ИСХОДНЫЙ ТЕКСТ:
• • • •

Читаем Жан Жорес полностью

«А какое это предупреждение для европейских держав. Революция повсюду стучится в дверь. Весьма неосторожно поступит царь, если начнет или позволит начать европейскую воину!

…Почва колеблется под всеми режимами угнетения и привилегий, и, если произойдет военное потрясение, многие из них рухнут».

Революционная линия Жореса — Вайяна формально одержала верх. Их резолюция собрала на съезде 1630 голосов, а резолюция Гэда и Компер-Мореля — 1174 голоса. Такой исход голосования отражает растерянность, царившую среди французских социалистов. Неопределенность положения и перспектив борьбы сознавал и сам Жорес. В самом деле, если всеобщая забастовка произойдет только во Франции, а в Германии она не состоится и начнется вторжение на французскую территорию? Как быть? Эта неясность отразилась и в его словах.

— Я не знаю ничего более великого и благородного, чем судьба, которая уготована пролетариату, — говорил Жорес на съезде. — Он должен остановить зачинщиков конфликтов и навести удар виновникам убийств. Но нужно также, чтобы он никогда не позволил использовать себя в интересах более циничного народа против парода, который оказался бы безоружным.

Жорес считал, что решение французского съезда должно быть обязательно дополнено решением Интернационала о конкретных революционных действиях против войны. И он спешно готовит доклад, с которым намерен выступить на предстоявшем конгрессе в Вене.

Однако события грозно развиваются. 23 июля Австро-Венгрия, которую подталкивал Вильгельм II, предъявила Сербии наглый ультиматум. Жорес понял, что дело плохо, что ждать конгресса Интернационала нельзя. 25 июля Жорес телеграфирует в Брюссель секретарю Международного социалистического бюро Гюисмансу: «Срочно созывайте бюро».

А клеветническая злобная кампания вокруг Жореса достигает во Франции апогея. Взрывом ненависти встретила буржуазная печать выступления Жореса на съезде социалистов. Тон задала езде 17 июля газета «Эко де Пари»: «Если завтра родина окажется в опасности и наши границы будут под угрозой, объединенные социалисты Франция организуют всеобщую забастовку, дадут сигнал к восстанию и бунту… Человек, который настаивал на этом и который добился принятия этой антипатриотической резолюции, не является, впрочем, каким-то неизвестным антимилитаристом или анархистом, жаждущим популярности, это сам г-н Жорес».

Но такие заявления выглядели весьма любезными. А вот что писал Морис Валеф в Пари-миди»: «Не думаете ли вы, что генерал, который перед началом войны прикажет четырем солдатам и капралу поставить к стенке гражданина Жореса, чтобы всадить ему в голову кусок свинца, которого там недостает, что этот генерал лишь выполнит свой самый элементарный долг? Я бы ему помог в этом».

«Аксьон франсез», со своей стороны, писала: «Действиям г-на Жана Жореса на чрезвычайном социалистическом конгрессе предшествовали сотни подобных актов, отмеченных тем же знаком подлости. Каждый знает, что г-н Жорес — это Германия».

• • • •

ИСХОДНЫЕ ДАННЫЕ:
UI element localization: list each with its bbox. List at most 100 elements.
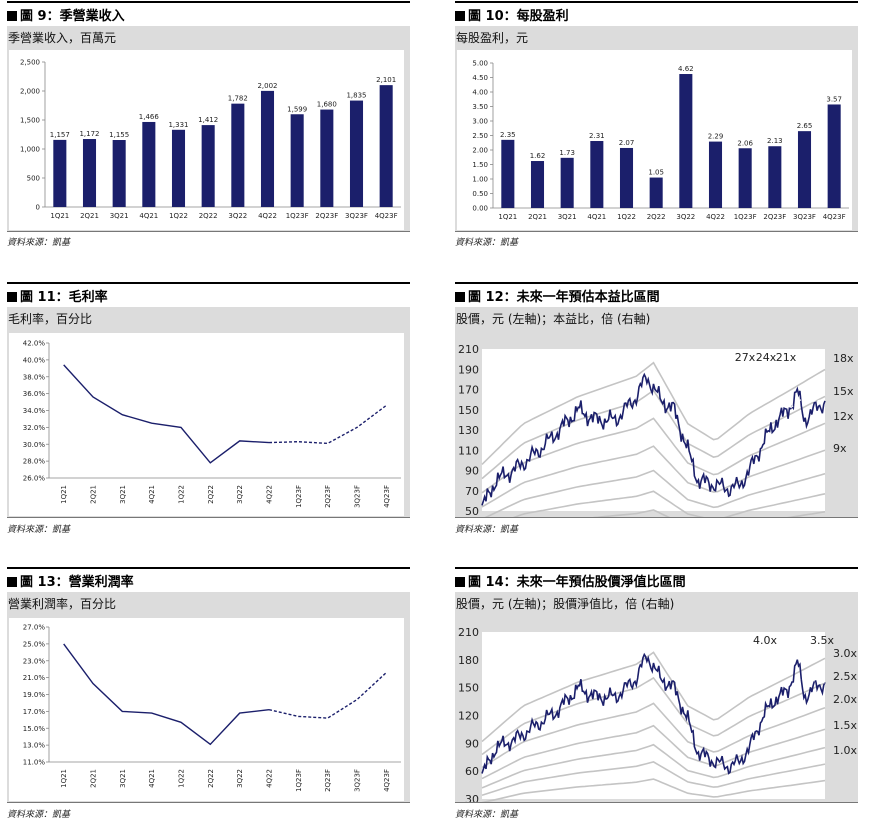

• • • •

ЧТО НУЖНО:
Пожалуйста, перепишите отрывок текста о Жоресе от «Читаем Жан Жорес» до «в его словах.» включительно, заменив «французских социалистов» на «социалистов Франции».

РЕЗУЛЬТАТ:
Читаем Жан Жорес полностью

«А какое это предупреждение для европейских держав. Революция повсюду стучится в дверь. Весьма неосторожно поступит царь, если начнет или позволит начать европейскую воину!

…Почва колеблется под всеми режимами угнетения и привилегий, и, если произойдет военное потрясение, многие из них рухнут».

Революционная линия Жореса — Вайяна формально одержала верх. Их резолюция собрала на съезде 1630 голосов, а резолюция Гэда и Компер-Мореля — 1174 голоса. Такой исход голосования отражает растерянность, царившую среди социалистов Франции. Неопределенность положения и перспектив борьбы сознавал и сам Жорес. В самом деле, если всеобщая забастовка произойдет только во Франции, а в Германии она не состоится и начнется вторжение на французскую территорию? Как быть? Эта неясность отразилась и в его словах.